▸ Records to process
+ + + +
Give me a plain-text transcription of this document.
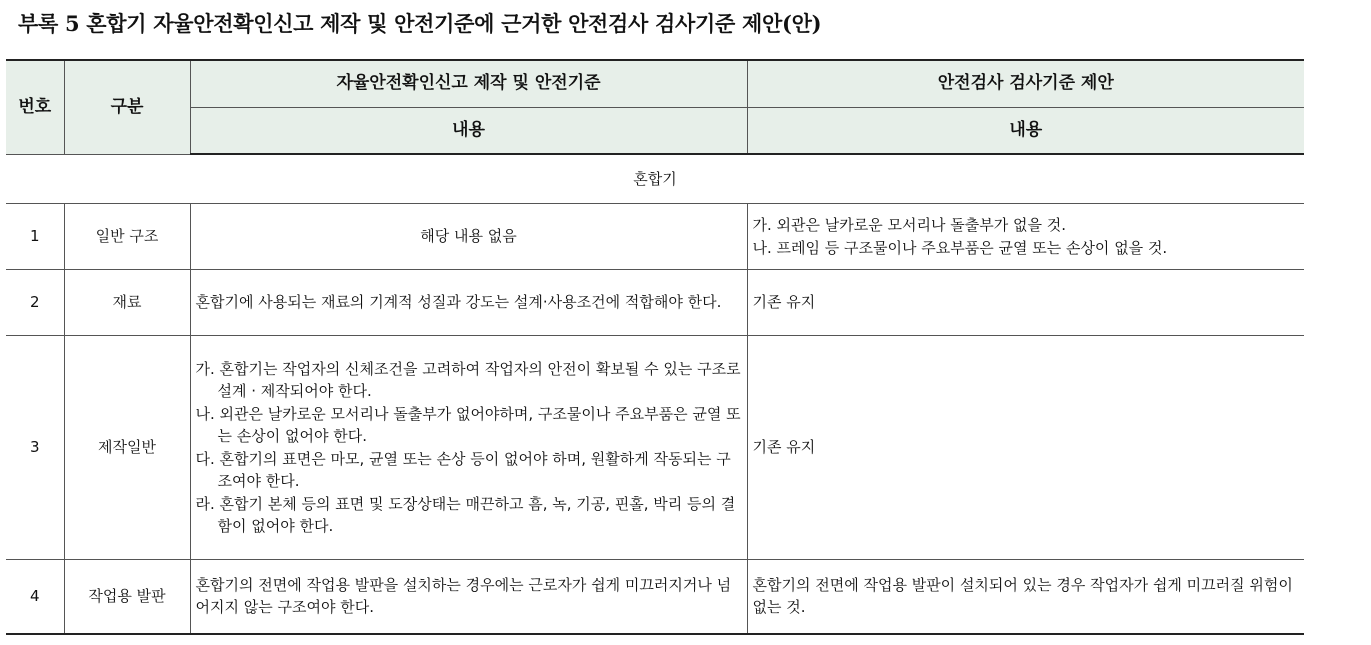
부록 5 혼합기 자율안전확인신고 제작 및 안전기준에 근거한 안전검사 검사기준 제안(안)
번호	구분	자율안전확인신고 제작 및 안전기준	안전검사 검사기준 제안
		내용	내용
혼합기			
1	일반 구조	해당 내용 없음	가. 외관은 날카로운 모서리나 돌출부가 없을 것.
나. 프레임 등 구조물이나 주요부품은 균열 또는 손상이 없을 것.

2	재료	혼합기에 사용되는 재료의 기계적 성질과 강도는 설계·사용조건에 적합해야 한다.	기존 유지

3	제작일반	가. 혼합기는 작업자의 신체조건을 고려하여 작업자의 안전이 확보될 수 있는 구조로 설계 · 제작되어야 한다.
나. 외관은 날카로운 모서리나 돌출부가 없어야하며, 구조물이나 주요부품은 균열 또는 손상이 없어야 한다.
다. 혼합기의 표면은 마모, 균열 또는 손상 등이 없어야 하며, 원활하게 작동되는 구조여야 한다.
라. 혼합기 본체 등의 표면 및 도장상태는 매끈하고 흠, 녹, 기공, 핀홀, 박리 등의 결함이 없어야 한다.	기존 유지

4	작업용 발판	혼합기의 전면에 작업용 발판을 설치하는 경우에는 근로자가 쉽게 미끄러지거나 넘어지지 않는 구조여야 한다.	혼합기의 전면에 작업용 발판이 설치되어 있는 경우 작업자가 쉽게 미끄러질 위험이 없는 것.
+ + + +
▸ Instruction
Restate the listing above word for word, and skip the pictures.

▸ The response
Give me a plain-text transcription of this document.
부록 5 혼합기 자율안전확인신고 제작 및 안전기준에 근거한 안전검사 검사기준 제안(안)
번호	구분	자율안전확인신고 제작 및 안전기준	안전검사 검사기준 제안
		내용	내용
혼합기			
1	일반 구조	해당 내용 없음	가. 외관은 날카로운 모서리나 돌출부가 없을 것.
나. 프레임 등 구조물이나 주요부품은 균열 또는 손상이 없을 것.

2	재료	혼합기에 사용되는 재료의 기계적 성질과 강도는 설계·사용조건에 적합해야 한다.	기존 유지

3	제작일반	가. 혼합기는 작업자의 신체조건을 고려하여 작업자의 안전이 확보될 수 있는 구조로 설계 · 제작되어야 한다.
나. 외관은 날카로운 모서리나 돌출부가 없어야하며, 구조물이나 주요부품은 균열 또는 손상이 없어야 한다.
다. 혼합기의 표면은 마모, 균열 또는 손상 등이 없어야 하며, 원활하게 작동되는 구조여야 한다.
라. 혼합기 본체 등의 표면 및 도장상태는 매끈하고 흠, 녹, 기공, 핀홀, 박리 등의 결함이 없어야 한다.	기존 유지

4	작업용 발판	혼합기의 전면에 작업용 발판을 설치하는 경우에는 근로자가 쉽게 미끄러지거나 넘어지지 않는 구조여야 한다.	혼합기의 전면에 작업용 발판이 설치되어 있는 경우 작업자가 쉽게 미끄러질 위험이 없는 것.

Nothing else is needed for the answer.